**Objective:** Reproduce every record below exactly as it appears.

#####

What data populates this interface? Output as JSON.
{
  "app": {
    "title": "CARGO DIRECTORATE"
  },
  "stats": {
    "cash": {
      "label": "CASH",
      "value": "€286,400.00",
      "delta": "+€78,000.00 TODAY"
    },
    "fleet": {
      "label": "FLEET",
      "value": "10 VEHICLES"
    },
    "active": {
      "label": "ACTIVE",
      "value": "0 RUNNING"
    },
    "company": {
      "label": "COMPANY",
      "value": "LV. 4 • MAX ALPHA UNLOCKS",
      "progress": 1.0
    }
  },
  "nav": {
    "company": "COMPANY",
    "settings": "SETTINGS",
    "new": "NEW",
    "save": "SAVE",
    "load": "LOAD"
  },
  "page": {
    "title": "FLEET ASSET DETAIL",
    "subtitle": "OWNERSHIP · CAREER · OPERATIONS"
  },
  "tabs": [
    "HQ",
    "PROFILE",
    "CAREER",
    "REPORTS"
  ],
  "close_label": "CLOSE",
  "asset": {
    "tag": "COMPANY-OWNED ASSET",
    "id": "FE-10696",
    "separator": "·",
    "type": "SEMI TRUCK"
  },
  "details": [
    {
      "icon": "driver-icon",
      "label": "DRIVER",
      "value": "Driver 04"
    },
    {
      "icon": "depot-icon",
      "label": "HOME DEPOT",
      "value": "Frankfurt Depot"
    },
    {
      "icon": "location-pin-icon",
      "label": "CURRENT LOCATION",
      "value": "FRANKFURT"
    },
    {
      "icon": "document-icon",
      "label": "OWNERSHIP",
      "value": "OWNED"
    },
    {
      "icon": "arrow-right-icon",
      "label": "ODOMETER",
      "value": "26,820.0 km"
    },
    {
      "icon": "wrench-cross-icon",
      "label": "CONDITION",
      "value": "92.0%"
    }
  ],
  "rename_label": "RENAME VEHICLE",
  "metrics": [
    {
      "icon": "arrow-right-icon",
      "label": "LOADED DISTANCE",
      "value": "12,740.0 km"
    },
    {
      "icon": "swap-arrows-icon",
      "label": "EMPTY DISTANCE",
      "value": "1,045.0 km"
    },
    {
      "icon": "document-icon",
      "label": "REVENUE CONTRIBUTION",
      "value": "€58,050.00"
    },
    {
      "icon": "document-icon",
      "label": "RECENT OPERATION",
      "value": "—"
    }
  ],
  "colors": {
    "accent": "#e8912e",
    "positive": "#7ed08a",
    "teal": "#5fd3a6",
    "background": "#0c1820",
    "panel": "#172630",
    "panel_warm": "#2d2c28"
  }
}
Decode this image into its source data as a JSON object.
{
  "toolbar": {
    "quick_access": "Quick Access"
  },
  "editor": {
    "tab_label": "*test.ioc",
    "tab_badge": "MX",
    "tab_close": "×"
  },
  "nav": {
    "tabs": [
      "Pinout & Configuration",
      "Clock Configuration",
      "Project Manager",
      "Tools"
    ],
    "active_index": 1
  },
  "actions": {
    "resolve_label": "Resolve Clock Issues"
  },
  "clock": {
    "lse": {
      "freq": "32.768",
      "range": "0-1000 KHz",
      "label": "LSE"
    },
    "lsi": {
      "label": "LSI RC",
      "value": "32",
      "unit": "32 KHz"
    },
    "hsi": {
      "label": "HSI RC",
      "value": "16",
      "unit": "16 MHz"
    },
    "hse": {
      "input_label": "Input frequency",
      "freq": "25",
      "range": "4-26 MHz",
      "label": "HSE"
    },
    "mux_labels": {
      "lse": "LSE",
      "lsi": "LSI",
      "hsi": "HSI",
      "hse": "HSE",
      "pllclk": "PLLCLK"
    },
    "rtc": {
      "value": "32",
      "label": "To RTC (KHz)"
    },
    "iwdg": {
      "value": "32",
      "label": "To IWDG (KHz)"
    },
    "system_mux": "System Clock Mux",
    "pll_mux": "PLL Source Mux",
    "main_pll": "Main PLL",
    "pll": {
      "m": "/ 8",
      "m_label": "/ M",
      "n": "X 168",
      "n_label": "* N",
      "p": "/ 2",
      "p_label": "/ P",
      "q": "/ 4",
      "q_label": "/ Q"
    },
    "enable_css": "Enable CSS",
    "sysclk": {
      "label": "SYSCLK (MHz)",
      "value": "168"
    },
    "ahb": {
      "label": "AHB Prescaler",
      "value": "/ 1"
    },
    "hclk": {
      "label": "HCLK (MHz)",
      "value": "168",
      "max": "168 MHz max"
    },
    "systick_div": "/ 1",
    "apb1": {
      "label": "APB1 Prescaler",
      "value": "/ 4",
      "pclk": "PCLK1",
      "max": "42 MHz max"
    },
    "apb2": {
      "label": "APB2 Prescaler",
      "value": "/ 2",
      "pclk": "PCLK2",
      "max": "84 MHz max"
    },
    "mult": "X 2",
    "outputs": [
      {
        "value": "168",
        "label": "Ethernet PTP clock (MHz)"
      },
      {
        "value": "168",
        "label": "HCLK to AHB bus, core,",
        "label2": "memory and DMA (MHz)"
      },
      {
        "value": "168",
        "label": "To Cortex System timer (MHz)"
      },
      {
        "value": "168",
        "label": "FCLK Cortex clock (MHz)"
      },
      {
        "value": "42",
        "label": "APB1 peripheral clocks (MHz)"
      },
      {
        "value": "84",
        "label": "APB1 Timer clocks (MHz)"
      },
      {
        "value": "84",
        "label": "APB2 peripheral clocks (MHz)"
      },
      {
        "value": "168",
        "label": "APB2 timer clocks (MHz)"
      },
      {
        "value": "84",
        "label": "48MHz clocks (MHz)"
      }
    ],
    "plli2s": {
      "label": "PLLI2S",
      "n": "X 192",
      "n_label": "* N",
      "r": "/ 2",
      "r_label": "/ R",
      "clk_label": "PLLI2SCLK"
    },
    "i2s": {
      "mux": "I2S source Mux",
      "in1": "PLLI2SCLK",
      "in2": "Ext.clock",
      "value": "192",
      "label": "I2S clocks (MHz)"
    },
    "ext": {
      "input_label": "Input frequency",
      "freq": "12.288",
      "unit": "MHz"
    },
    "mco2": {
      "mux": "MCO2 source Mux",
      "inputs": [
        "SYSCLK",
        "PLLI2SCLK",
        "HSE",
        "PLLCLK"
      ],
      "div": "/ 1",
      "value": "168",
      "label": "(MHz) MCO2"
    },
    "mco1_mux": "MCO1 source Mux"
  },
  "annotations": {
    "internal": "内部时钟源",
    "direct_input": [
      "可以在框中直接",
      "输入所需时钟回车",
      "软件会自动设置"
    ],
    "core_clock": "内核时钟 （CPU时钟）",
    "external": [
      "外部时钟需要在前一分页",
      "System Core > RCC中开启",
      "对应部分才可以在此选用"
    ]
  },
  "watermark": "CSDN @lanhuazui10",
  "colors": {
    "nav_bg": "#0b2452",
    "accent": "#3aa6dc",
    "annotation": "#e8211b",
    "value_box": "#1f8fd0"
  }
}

#####

**The response:**
What data populates this interface? Output as JSON.
{
  "app": {
    "title": "CARGO DIRECTORATE"
  },
  "stats": {
    "cash": {
      "label": "CASH",
      "value": "€286,400.00",
      "delta": "+€78,000.00 TODAY"
    },
    "fleet": {
      "label": "FLEET",
      "value": "10 VEHICLES"
    },
    "active": {
      "label": "ACTIVE",
      "value": "0 RUNNING"
    },
    "company": {
      "label": "COMPANY",
      "value": "LV. 4 • MAX ALPHA UNLOCKS",
      "progress": 1.0
    }
  },
  "nav": {
    "company": "COMPANY",
    "settings": "SETTINGS",
    "new": "NEW",
    "save": "SAVE",
    "load": "LOAD"
  },
  "page": {
    "title": "FLEET ASSET DETAIL",
    "subtitle": "OWNERSHIP · CAREER · OPERATIONS"
  },
  "tabs": [
    "HQ",
    "PROFILE",
    "CAREER",
    "REPORTS"
  ],
  "close_label": "CLOSE",
  "asset": {
    "tag": "COMPANY-OWNED ASSET",
    "id": "FE-10696",
    "separator": "·",
    "type": "SEMI TRUCK"
  },
  "details": [
    {
      "icon": "driver-icon",
      "label": "DRIVER",
      "value": "Driver 04"
    },
    {
      "icon": "depot-icon",
      "label": "HOME DEPOT",
      "value": "Frankfurt Depot"
    },
    {
      "icon": "location-pin-icon",
      "label": "CURRENT LOCATION",
      "value": "FRANKFURT"
    },
    {
      "icon": "document-icon",
      "label": "OWNERSHIP",
      "value": "OWNED"
    },
    {
      "icon": "arrow-right-icon",
      "label": "ODOMETER",
      "value": "26,820.0 km"
    },
    {
      "icon": "wrench-cross-icon",
      "label": "CONDITION",
      "value": "92.0%"
    }
  ],
  "rename_label": "RENAME VEHICLE",
  "metrics": [
    {
      "icon": "arrow-right-icon",
      "label": "LOADED DISTANCE",
      "value": "12,740.0 km"
    },
    {
      "icon": "swap-arrows-icon",
      "label": "EMPTY DISTANCE",
      "value": "1,045.0 km"
    },
    {
      "icon": "document-icon",
      "label": "REVENUE CONTRIBUTION",
      "value": "€58,050.00"
    },
    {
      "icon": "document-icon",
      "label": "RECENT OPERATION",
      "value": "—"
    }
  ],
  "colors": {
    "accent": "#e8912e",
    "positive": "#7ed08a",
    "teal": "#5fd3a6",
    "background": "#0c1820",
    "panel": "#172630",
    "panel_warm": "#2d2c28"
  }
}
Decode this image into its source data as a JSON object.
{
  "toolbar": {
    "quick_access": "Quick Access"
  },
  "editor": {
    "tab_label": "*test.ioc",
    "tab_badge": "MX",
    "tab_close": "×"
  },
  "nav": {
    "tabs": [
      "Pinout & Configuration",
      "Clock Configuration",
      "Project Manager",
      "Tools"
    ],
    "active_index": 1
  },
  "actions": {
    "resolve_label": "Resolve Clock Issues"
  },
  "clock": {
    "lse": {
      "freq": "32.768",
      "range": "0-1000 KHz",
      "label": "LSE"
    },
    "lsi": {
      "label": "LSI RC",
      "value": "32",
      "unit": "32 KHz"
    },
    "hsi": {
      "label": "HSI RC",
      "value": "16",
      "unit": "16 MHz"
    },
    "hse": {
      "input_label": "Input frequency",
      "freq": "25",
      "range": "4-26 MHz",
      "label": "HSE"
    },
    "mux_labels": {
      "lse": "LSE",
      "lsi": "LSI",
      "hsi": "HSI",
      "hse": "HSE",
      "pllclk": "PLLCLK"
    },
    "rtc": {
      "value": "32",
      "label": "To RTC (KHz)"
    },
    "iwdg": {
      "value": "32",
      "label": "To IWDG (KHz)"
    },
    "system_mux": "System Clock Mux",
    "pll_mux": "PLL Source Mux",
    "main_pll": "Main PLL",
    "pll": {
      "m": "/ 8",
      "m_label": "/ M",
      "n": "X 168",
      "n_label": "* N",
      "p": "/ 2",
      "p_label": "/ P",
      "q": "/ 4",
      "q_label": "/ Q"
    },
    "enable_css": "Enable CSS",
    "sysclk": {
      "label": "SYSCLK (MHz)",
      "value": "168"
    },
    "ahb": {
      "label": "AHB Prescaler",
      "value": "/ 1"
    },
    "hclk": {
      "label": "HCLK (MHz)",
      "value": "168",
      "max": "168 MHz max"
    },
    "systick_div": "/ 1",
    "apb1": {
      "label": "APB1 Prescaler",
      "value": "/ 4",
      "pclk": "PCLK1",
      "max": "42 MHz max"
    },
    "apb2": {
      "label": "APB2 Prescaler",
      "value": "/ 2",
      "pclk": "PCLK2",
      "max": "84 MHz max"
    },
    "mult": "X 2",
    "outputs": [
      {
        "value": "168",
        "label": "Ethernet PTP clock (MHz)"
      },
      {
        "value": "168",
        "label": "HCLK to AHB bus, core,",
        "label2": "memory and DMA (MHz)"
      },
      {
        "value": "168",
        "label": "To Cortex System timer (MHz)"
      },
      {
        "value": "168",
        "label": "FCLK Cortex clock (MHz)"
      },
      {
        "value": "42",
        "label": "APB1 peripheral clocks (MHz)"
      },
      {
        "value": "84",
        "label": "APB1 Timer clocks (MHz)"
      },
      {
        "value": "84",
        "label": "APB2 peripheral clocks (MHz)"
      },
      {
        "value": "168",
        "label": "APB2 timer clocks (MHz)"
      },
      {
        "value": "84",
        "label": "48MHz clocks (MHz)"
      }
    ],
    "plli2s": {
      "label": "PLLI2S",
      "n": "X 192",
      "n_label": "* N",
      "r": "/ 2",
      "r_label": "/ R",
      "clk_label": "PLLI2SCLK"
    },
    "i2s": {
      "mux": "I2S source Mux",
      "in1": "PLLI2SCLK",
      "in2": "Ext.clock",
      "value": "192",
      "label": "I2S clocks (MHz)"
    },
    "ext": {
      "input_label": "Input frequency",
      "freq": "12.288",
      "unit": "MHz"
    },
    "mco2": {
      "mux": "MCO2 source Mux",
      "inputs": [
        "SYSCLK",
        "PLLI2SCLK",
        "HSE",
        "PLLCLK"
      ],
      "div": "/ 1",
      "value": "168",
      "label": "(MHz) MCO2"
    },
    "mco1_mux": "MCO1 source Mux"
  },
  "annotations": {
    "internal": "内部时钟源",
    "direct_input": [
      "可以在框中直接",
      "输入所需时钟回车",
      "软件会自动设置"
    ],
    "core_clock": "内核时钟 （CPU时钟）",
    "external": [
      "外部时钟需要在前一分页",
      "System Core > RCC中开启",
      "对应部分才可以在此选用"
    ]
  },
  "watermark": "CSDN @lanhuazui10",
  "colors": {
    "nav_bg": "#0b2452",
    "accent": "#3aa6dc",
    "annotation": "#e8211b",
    "value_box": "#1f8fd0"
  }
}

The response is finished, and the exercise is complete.